### What the task asks
Without omitting anything, return the records precisely as given.

Records from a data collection
____

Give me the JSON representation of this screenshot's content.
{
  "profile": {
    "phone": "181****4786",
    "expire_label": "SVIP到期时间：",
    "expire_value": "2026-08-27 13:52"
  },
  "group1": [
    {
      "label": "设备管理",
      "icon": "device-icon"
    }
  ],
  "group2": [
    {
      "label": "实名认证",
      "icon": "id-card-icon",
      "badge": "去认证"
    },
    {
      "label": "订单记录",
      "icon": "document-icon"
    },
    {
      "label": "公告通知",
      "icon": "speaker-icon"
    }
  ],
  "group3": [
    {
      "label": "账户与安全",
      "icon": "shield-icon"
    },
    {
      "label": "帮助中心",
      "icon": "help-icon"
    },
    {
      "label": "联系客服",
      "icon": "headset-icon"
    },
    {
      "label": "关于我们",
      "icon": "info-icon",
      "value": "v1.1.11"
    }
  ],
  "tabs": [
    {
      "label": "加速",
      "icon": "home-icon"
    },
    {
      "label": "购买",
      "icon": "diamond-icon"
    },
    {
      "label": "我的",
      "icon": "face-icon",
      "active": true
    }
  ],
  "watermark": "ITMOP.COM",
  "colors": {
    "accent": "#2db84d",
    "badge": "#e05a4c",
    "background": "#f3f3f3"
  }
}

____

### Output for this task
Give me the JSON representation of this screenshot's content.
{
  "profile": {
    "phone": "181****4786",
    "expire_label": "SVIP到期时间：",
    "expire_value": "2026-08-27 13:52"
  },
  "group1": [
    {
      "label": "设备管理",
      "icon": "device-icon"
    }
  ],
  "group2": [
    {
      "label": "实名认证",
      "icon": "id-card-icon",
      "badge": "去认证"
    },
    {
      "label": "订单记录",
      "icon": "document-icon"
    },
    {
      "label": "公告通知",
      "icon": "speaker-icon"
    }
  ],
  "group3": [
    {
      "label": "账户与安全",
      "icon": "shield-icon"
    },
    {
      "label": "帮助中心",
      "icon": "help-icon"
    },
    {
      "label": "联系客服",
      "icon": "headset-icon"
    },
    {
      "label": "关于我们",
      "icon": "info-icon",
      "value": "v1.1.11"
    }
  ],
  "tabs": [
    {
      "label": "加速",
      "icon": "home-icon"
    },
    {
      "label": "购买",
      "icon": "diamond-icon"
    },
    {
      "label": "我的",
      "icon": "face-icon",
      "active": true
    }
  ],
  "watermark": "ITMOP.COM",
  "colors": {
    "accent": "#2db84d",
    "badge": "#e05a4c",
    "background": "#f3f3f3"
  }
}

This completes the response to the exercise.